** Begin **

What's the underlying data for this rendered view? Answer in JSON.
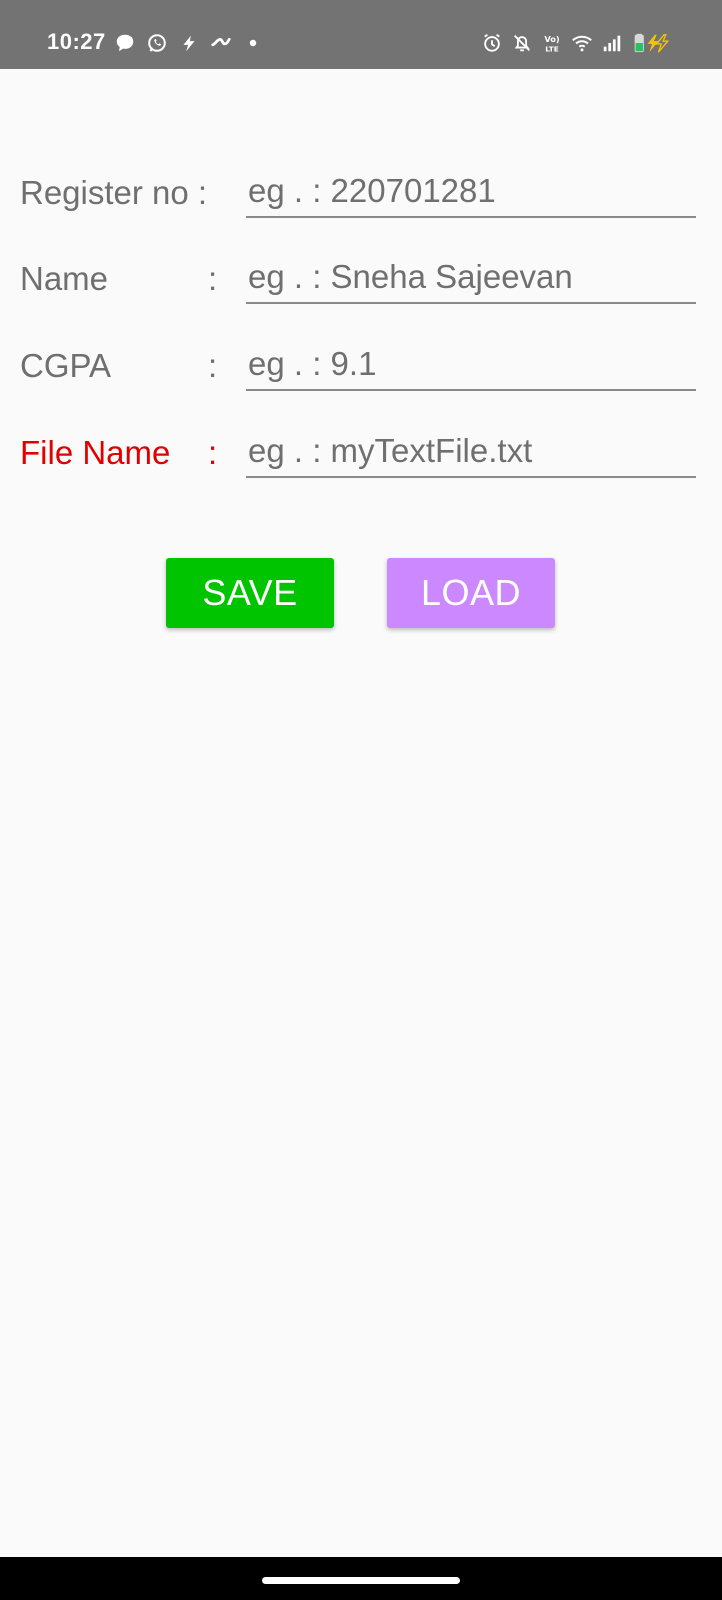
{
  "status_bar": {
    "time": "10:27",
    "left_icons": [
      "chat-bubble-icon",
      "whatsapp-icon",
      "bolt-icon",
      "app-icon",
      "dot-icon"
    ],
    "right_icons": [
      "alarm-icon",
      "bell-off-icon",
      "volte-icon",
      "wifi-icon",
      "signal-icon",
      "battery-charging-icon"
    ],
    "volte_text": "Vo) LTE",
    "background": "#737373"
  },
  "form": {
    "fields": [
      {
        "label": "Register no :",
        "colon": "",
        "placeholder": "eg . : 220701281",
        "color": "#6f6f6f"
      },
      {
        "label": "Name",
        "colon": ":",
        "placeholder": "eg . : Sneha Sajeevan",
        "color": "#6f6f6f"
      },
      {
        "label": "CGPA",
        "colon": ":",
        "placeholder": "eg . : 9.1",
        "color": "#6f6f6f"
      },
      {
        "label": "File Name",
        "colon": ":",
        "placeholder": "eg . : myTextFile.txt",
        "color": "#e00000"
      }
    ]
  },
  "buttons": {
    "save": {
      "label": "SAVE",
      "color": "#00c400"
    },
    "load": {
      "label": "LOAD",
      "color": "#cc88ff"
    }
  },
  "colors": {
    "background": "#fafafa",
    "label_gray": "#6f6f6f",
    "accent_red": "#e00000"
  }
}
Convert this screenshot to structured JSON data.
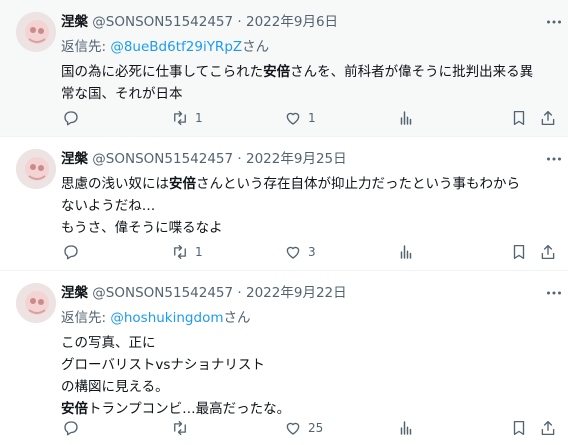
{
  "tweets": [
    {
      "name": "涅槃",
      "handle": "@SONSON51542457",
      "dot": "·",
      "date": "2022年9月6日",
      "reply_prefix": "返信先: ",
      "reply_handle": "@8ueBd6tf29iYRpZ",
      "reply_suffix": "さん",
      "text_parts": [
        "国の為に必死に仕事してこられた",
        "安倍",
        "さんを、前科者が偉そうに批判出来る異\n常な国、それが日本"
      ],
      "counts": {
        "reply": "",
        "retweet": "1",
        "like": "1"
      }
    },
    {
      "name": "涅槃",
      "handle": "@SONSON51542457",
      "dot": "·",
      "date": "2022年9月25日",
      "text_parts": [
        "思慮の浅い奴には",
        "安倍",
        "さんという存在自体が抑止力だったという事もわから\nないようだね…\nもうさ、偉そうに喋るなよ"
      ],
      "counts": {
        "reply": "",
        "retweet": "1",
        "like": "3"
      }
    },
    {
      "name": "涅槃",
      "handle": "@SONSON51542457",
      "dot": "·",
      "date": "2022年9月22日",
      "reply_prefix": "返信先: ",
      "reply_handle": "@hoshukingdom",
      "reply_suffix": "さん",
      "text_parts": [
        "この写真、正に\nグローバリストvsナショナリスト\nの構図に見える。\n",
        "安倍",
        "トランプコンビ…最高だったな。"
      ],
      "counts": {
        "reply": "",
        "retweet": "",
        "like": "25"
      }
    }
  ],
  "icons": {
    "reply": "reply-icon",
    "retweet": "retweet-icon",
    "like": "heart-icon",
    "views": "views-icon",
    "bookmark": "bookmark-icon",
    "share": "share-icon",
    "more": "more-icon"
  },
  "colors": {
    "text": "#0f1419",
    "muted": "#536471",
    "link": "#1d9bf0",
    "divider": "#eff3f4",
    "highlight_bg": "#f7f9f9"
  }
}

** End **

Short problem:
Say how many lines hold the word "placeholder", giving the number and nothing else.

Answer for this exercise:
4